# [Assignment]
Determine the number of lines below that contain the string "Translational", and state only that number.

# [Source information]
<<<<
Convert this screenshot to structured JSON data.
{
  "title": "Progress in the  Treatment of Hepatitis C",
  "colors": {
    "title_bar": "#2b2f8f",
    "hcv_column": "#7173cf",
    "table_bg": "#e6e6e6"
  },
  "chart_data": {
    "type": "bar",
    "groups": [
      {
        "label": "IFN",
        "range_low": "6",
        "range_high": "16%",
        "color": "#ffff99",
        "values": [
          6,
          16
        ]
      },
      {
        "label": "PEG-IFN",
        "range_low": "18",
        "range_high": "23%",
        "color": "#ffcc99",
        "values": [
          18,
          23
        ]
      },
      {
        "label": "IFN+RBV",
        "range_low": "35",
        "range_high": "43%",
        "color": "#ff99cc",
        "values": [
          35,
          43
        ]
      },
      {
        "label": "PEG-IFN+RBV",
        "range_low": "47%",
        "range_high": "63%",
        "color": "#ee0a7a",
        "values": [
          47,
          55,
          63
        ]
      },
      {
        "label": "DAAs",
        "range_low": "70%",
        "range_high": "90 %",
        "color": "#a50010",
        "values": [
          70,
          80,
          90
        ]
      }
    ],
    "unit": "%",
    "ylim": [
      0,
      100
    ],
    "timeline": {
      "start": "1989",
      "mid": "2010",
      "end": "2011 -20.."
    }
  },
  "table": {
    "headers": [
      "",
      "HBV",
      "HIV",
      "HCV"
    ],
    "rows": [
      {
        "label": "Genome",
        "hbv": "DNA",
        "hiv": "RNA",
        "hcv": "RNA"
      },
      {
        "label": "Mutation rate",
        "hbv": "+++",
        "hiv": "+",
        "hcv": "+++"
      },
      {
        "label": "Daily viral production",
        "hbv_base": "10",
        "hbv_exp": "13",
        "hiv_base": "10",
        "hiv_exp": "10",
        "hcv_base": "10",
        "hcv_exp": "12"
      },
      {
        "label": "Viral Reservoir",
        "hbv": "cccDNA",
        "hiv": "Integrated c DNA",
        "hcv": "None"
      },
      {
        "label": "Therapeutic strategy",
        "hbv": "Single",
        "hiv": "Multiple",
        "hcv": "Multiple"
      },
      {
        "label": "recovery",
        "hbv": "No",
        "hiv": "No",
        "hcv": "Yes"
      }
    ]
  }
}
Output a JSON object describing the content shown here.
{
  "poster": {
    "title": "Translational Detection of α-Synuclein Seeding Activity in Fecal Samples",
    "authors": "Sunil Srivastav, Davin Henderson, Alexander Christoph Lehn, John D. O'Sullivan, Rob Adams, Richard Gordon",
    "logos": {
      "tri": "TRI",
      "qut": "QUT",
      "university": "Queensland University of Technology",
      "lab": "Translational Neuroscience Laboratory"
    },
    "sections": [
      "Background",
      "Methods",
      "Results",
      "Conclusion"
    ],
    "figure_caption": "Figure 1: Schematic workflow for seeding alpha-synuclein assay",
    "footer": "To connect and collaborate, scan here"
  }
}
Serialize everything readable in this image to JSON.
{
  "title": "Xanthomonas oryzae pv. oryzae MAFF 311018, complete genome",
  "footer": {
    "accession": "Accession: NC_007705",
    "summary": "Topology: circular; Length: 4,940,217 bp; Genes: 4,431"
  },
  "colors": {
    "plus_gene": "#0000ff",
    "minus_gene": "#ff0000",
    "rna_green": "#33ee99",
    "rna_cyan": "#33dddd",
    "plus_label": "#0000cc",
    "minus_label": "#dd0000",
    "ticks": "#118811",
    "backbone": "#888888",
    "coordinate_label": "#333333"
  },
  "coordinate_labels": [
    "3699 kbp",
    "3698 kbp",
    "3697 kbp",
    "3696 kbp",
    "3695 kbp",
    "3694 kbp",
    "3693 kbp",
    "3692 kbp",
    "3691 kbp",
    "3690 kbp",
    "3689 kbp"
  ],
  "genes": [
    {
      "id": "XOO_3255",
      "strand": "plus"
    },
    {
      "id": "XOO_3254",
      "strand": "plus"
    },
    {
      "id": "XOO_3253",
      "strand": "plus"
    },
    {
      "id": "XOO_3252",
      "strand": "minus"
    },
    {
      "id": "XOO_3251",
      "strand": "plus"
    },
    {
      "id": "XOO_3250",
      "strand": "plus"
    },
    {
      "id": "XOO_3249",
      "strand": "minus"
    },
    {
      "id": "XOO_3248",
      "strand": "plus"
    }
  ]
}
>>>>
# [Result of the exercise]
2